- The problem -
Copy these lines verbatim from the data below, starting at the line containing "435. List at most 100 elements." and ending after the line containing "cell xyxy=(509,131,514,135)".

- The input -
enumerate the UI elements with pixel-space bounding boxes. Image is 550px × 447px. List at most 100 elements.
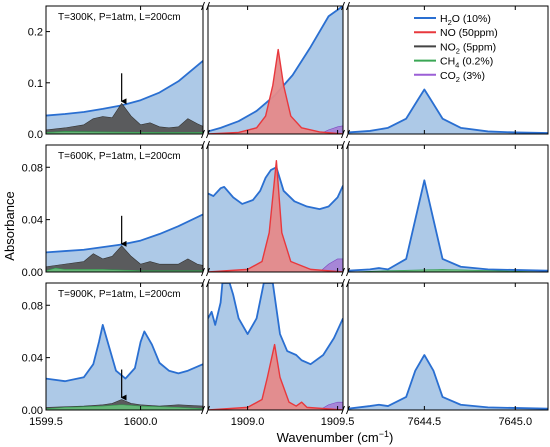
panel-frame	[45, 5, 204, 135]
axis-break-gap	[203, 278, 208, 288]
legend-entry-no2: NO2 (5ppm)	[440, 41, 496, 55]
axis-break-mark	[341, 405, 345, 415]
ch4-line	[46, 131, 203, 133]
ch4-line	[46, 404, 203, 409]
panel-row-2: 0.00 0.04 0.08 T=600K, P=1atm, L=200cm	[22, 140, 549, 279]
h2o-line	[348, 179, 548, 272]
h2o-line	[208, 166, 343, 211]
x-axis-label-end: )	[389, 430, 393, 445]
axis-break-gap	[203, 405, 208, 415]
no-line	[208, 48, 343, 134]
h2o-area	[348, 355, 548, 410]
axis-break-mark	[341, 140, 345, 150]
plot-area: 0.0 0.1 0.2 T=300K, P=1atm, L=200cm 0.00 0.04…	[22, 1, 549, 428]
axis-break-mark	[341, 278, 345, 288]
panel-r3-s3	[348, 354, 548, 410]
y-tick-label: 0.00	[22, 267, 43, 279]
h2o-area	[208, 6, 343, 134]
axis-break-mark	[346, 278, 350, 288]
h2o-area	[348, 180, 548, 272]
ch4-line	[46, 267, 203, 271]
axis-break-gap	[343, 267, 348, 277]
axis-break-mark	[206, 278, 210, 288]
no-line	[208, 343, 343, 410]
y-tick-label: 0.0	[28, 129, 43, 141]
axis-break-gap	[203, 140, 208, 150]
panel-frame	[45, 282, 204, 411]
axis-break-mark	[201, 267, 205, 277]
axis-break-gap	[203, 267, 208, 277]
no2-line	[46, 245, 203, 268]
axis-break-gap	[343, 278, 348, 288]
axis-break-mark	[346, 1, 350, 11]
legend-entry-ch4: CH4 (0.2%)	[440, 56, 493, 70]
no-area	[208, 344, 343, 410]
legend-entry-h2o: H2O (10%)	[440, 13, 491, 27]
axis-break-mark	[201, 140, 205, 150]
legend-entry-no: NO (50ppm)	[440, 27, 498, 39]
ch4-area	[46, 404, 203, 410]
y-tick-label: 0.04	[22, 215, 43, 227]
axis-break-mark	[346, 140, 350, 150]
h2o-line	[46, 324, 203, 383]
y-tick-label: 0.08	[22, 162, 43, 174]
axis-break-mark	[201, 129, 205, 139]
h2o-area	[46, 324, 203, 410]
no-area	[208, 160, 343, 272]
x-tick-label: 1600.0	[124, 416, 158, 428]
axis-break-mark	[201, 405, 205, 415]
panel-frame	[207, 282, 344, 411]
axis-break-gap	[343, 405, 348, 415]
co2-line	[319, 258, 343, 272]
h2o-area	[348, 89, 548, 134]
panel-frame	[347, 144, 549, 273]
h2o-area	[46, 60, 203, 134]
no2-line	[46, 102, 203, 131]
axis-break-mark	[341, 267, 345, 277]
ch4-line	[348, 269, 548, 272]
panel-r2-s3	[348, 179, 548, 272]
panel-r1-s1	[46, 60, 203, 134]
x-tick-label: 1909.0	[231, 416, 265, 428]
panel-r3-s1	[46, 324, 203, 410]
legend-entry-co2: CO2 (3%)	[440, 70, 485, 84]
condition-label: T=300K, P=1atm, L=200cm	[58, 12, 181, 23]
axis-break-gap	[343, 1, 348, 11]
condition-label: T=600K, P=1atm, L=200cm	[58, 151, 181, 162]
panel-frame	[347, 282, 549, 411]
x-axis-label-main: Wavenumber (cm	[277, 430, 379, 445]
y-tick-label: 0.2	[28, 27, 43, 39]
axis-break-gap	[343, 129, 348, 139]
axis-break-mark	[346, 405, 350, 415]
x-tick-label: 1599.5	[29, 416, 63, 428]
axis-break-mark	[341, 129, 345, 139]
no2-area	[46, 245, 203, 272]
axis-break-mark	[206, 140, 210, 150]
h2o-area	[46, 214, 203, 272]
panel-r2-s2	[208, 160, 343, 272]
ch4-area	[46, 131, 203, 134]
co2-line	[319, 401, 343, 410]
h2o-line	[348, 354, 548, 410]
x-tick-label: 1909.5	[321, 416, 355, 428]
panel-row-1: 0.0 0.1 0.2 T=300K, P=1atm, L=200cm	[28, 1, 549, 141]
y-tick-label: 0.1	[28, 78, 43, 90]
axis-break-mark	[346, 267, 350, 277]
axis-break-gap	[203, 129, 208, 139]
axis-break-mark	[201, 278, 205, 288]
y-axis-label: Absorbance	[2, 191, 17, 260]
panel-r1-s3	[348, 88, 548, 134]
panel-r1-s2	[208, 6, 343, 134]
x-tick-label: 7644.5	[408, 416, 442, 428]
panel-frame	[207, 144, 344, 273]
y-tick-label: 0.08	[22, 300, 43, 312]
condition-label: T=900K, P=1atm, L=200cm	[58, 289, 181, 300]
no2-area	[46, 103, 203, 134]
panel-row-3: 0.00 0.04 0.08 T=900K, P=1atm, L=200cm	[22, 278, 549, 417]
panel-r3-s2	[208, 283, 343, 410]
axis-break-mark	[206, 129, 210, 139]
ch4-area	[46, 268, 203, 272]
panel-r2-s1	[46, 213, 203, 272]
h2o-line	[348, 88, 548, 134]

==

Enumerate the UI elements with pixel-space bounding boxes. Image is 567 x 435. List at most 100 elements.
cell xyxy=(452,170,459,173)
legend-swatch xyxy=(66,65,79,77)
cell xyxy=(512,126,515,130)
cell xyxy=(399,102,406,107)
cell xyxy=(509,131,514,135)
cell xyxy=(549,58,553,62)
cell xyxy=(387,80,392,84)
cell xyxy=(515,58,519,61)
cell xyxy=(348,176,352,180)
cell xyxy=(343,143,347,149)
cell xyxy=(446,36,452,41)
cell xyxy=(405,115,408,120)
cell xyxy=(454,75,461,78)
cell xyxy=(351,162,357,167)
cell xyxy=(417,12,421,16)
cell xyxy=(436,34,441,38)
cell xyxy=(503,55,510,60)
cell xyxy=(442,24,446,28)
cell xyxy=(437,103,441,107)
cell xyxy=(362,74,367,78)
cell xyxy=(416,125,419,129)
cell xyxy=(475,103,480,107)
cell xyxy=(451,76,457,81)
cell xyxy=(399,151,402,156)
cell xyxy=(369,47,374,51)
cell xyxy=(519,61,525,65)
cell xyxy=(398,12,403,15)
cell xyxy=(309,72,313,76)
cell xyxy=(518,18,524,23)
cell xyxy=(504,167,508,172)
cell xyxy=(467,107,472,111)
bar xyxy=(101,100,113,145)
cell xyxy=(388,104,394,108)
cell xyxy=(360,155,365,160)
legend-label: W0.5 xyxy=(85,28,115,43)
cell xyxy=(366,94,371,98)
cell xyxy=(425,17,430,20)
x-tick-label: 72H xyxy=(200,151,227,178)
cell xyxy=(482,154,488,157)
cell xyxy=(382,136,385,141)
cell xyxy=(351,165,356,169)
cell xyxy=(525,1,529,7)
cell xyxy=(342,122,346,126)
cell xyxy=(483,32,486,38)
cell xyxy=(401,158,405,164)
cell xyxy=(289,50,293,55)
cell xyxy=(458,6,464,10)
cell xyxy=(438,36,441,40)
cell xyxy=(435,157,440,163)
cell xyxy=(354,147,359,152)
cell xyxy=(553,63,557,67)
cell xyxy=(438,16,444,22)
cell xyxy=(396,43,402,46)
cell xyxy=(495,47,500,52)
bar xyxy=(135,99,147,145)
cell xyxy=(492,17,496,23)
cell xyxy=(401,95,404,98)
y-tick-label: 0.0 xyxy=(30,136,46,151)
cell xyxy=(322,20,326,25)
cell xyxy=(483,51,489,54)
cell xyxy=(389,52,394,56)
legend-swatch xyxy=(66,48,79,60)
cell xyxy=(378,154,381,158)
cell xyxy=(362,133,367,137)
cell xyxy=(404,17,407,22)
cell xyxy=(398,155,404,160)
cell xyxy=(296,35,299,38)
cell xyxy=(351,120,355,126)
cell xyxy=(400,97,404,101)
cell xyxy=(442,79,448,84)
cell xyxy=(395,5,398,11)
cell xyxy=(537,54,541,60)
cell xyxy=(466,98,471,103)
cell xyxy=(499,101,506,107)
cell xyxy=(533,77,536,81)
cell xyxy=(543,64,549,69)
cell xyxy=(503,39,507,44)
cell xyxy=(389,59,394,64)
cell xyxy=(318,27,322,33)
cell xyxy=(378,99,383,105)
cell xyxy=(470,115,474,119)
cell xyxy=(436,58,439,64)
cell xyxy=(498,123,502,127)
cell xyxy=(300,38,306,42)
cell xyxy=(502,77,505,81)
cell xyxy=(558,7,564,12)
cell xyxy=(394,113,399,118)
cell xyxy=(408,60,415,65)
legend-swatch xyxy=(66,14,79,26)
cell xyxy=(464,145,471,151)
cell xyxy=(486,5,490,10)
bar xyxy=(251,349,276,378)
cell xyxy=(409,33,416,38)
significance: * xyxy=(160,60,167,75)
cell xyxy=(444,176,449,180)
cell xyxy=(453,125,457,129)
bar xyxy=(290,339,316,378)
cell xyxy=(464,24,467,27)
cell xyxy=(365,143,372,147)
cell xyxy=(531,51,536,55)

* * *

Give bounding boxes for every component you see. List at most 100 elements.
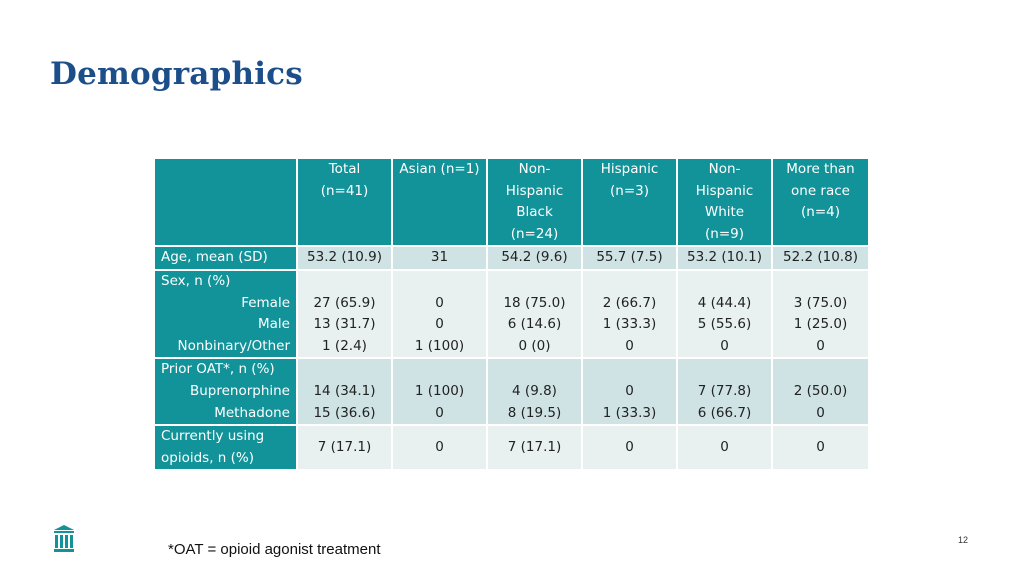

- Answer to the exercise -
Enumerate the UI elements with pixel-space bounding boxes. Image is 567 x 435. List at most 100 elements.
cell xyxy=(452,170,459,173)
legend-swatch xyxy=(66,65,79,77)
cell xyxy=(512,126,515,130)
cell xyxy=(399,102,406,107)
cell xyxy=(509,131,514,135)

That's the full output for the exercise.